• [REQUIREMENTS]
Please print all of the material below, word for word.

• [RECORDED INFORMATION]

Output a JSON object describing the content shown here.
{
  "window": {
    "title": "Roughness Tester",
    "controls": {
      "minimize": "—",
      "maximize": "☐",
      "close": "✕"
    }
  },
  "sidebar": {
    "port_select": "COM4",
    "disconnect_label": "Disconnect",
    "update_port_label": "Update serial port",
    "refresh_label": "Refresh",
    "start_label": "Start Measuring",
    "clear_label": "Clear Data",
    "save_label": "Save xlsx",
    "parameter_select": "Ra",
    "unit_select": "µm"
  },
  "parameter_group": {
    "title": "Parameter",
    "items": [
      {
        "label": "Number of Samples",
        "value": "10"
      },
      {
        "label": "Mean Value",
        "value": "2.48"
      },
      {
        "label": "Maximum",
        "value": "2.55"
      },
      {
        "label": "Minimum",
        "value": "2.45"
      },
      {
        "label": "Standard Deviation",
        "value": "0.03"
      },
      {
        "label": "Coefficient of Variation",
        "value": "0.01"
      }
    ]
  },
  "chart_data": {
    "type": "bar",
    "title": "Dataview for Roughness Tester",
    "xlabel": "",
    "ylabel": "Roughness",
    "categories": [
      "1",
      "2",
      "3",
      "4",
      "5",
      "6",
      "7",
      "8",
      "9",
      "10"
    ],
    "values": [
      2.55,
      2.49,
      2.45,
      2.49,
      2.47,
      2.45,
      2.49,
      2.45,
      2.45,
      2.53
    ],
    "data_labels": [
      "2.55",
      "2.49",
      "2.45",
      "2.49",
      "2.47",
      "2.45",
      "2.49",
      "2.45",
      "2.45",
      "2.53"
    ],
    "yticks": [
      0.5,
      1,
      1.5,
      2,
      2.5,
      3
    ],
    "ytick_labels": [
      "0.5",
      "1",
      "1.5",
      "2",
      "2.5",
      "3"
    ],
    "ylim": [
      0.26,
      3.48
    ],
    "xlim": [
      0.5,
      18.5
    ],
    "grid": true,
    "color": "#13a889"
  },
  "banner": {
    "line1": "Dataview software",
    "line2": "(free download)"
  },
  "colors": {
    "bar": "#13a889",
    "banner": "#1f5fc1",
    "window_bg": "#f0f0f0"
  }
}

• [EXERCISE RESPONSE]
Output a JSON object describing the content shown here.
{
  "window": {
    "title": "Roughness Tester",
    "controls": {
      "minimize": "—",
      "maximize": "☐",
      "close": "✕"
    }
  },
  "sidebar": {
    "port_select": "COM4",
    "disconnect_label": "Disconnect",
    "update_port_label": "Update serial port",
    "refresh_label": "Refresh",
    "start_label": "Start Measuring",
    "clear_label": "Clear Data",
    "save_label": "Save xlsx",
    "parameter_select": "Ra",
    "unit_select": "µm"
  },
  "parameter_group": {
    "title": "Parameter",
    "items": [
      {
        "label": "Number of Samples",
        "value": "10"
      },
      {
        "label": "Mean Value",
        "value": "2.48"
      },
      {
        "label": "Maximum",
        "value": "2.55"
      },
      {
        "label": "Minimum",
        "value": "2.45"
      },
      {
        "label": "Standard Deviation",
        "value": "0.03"
      },
      {
        "label": "Coefficient of Variation",
        "value": "0.01"
      }
    ]
  },
  "chart_data": {
    "type": "bar",
    "title": "Dataview for Roughness Tester",
    "xlabel": "",
    "ylabel": "Roughness",
    "categories": [
      "1",
      "2",
      "3",
      "4",
      "5",
      "6",
      "7",
      "8",
      "9",
      "10"
    ],
    "values": [
      2.55,
      2.49,
      2.45,
      2.49,
      2.47,
      2.45,
      2.49,
      2.45,
      2.45,
      2.53
    ],
    "data_labels": [
      "2.55",
      "2.49",
      "2.45",
      "2.49",
      "2.47",
      "2.45",
      "2.49",
      "2.45",
      "2.45",
      "2.53"
    ],
    "yticks": [
      0.5,
      1,
      1.5,
      2,
      2.5,
      3
    ],
    "ytick_labels": [
      "0.5",
      "1",
      "1.5",
      "2",
      "2.5",
      "3"
    ],
    "ylim": [
      0.26,
      3.48
    ],
    "xlim": [
      0.5,
      18.5
    ],
    "grid": true,
    "color": "#13a889"
  },
  "banner": {
    "line1": "Dataview software",
    "line2": "(free download)"
  },
  "colors": {
    "bar": "#13a889",
    "banner": "#1f5fc1",
    "window_bg": "#f0f0f0"
  }
}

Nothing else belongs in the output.